» **EXCERPT**:
•••••

Failed to set up a cluster using Akka Cluster Bootstrap without specifying seed nodes

I’m trying to run a Lagom service in production mode in an Akka cluster, which is configured via Akka Cluster Bootstrap as described in https://www.lagomframework.com/documentation/1.5.x/scala/Cluster.html. (I was able to run the app by specifying seed nodes manually). However, I could not manage to start the service. I have the following setup:

application.conf (only the cluster related configs)
akka.management.cluster.bootstrap {
  # example using kubernetes-api
  contact-point-discovery {
    discovery-method = akka.discovery
#    discovery-method = config
    service-name = "lagom-scala"

•••••

» **ACTIONS TO TAKE**:
**A.** Answer these questions about the Akka Cluster Bootstrap post:
(i) Which framework is the service built with?
(ii) What did the author manage to do successfully?
(iii) What value is given for service-name?
**B.** Copy the Akka Cluster Bootstrap post from "Failed to set" up to and including "cluster related configs)", changing "seed nodes" to "contact points".

•••••

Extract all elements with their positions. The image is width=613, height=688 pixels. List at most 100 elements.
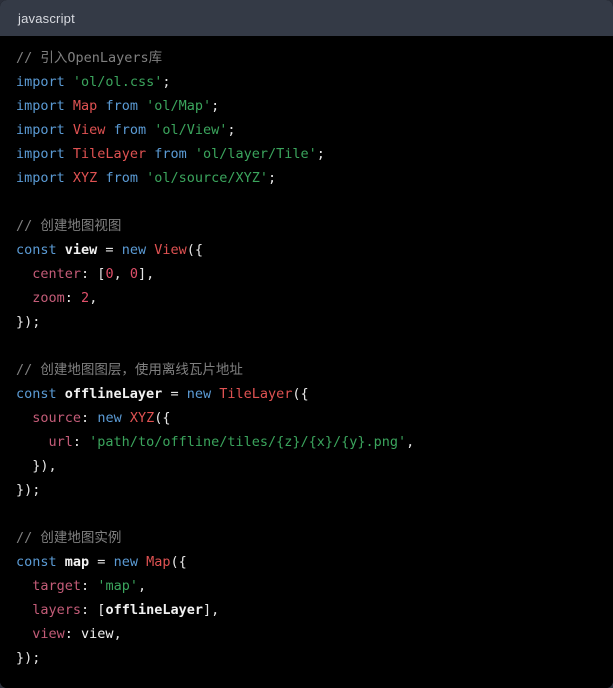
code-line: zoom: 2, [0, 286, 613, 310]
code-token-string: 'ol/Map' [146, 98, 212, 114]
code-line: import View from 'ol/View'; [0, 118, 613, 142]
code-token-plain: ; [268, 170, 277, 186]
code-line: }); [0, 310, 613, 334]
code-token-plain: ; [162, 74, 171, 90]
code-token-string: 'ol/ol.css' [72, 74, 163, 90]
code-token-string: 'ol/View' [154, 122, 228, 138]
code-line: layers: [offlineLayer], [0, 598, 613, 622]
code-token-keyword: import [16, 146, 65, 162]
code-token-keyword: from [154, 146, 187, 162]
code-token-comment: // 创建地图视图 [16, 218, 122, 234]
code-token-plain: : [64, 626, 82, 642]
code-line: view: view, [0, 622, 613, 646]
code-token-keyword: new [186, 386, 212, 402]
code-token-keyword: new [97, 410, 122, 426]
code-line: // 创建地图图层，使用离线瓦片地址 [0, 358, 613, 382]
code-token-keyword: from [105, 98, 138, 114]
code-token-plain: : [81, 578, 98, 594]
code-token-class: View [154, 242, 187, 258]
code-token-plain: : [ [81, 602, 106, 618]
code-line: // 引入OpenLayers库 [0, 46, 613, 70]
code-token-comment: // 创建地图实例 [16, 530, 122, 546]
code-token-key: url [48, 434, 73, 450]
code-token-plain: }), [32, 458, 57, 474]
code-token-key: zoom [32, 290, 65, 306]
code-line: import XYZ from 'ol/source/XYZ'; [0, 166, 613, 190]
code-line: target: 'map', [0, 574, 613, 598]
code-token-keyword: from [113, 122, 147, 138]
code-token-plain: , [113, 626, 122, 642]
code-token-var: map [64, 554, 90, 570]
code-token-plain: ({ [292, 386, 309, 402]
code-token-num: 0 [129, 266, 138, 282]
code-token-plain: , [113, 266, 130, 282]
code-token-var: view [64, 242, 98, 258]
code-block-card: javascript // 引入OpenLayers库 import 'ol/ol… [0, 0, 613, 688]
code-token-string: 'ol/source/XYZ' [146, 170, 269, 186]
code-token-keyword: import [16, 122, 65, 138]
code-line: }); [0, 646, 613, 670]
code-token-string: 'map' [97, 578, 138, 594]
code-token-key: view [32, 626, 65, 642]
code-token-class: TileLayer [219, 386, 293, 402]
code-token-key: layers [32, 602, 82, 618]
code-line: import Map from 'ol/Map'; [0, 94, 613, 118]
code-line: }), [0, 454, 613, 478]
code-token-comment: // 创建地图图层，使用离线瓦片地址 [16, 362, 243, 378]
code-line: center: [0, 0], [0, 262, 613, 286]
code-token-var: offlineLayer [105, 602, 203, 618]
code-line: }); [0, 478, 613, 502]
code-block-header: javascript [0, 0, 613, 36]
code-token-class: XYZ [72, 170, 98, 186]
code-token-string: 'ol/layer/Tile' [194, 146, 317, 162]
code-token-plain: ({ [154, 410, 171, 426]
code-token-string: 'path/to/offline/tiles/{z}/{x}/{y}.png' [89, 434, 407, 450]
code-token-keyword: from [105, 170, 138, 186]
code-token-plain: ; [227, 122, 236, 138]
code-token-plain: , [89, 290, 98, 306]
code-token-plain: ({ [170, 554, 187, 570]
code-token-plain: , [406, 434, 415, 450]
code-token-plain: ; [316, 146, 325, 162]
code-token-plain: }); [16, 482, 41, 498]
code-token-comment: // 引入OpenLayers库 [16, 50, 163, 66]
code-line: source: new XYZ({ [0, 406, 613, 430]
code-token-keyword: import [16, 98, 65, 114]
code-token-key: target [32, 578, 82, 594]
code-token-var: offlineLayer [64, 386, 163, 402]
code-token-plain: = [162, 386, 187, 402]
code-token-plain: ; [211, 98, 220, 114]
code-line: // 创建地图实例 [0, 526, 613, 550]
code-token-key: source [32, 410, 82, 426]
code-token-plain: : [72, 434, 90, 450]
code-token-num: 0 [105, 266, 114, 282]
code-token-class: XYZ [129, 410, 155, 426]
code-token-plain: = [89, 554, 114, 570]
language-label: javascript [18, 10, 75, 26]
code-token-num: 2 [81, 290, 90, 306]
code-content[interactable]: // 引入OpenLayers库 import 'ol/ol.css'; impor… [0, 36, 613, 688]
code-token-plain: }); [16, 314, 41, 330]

•••••

» **THE REPLIES**:
**A.**
(i) Lagom
(ii) Run the app by specifying seed nodes manually
(iii) "lagom-scala"

**B.**
Failed to set up a cluster using Akka Cluster Bootstrap without specifying contact points

I’m trying to run a Lagom service in production mode in an Akka cluster, which is configured via Akka Cluster Bootstrap as described in https://www.lagomframework.com/documentation/1.5.x/scala/Cluster.html. (I was able to run the app by specifying contact points manually). However, I could not manage to start the service. I have the following setup:

application.conf (only the cluster related configs)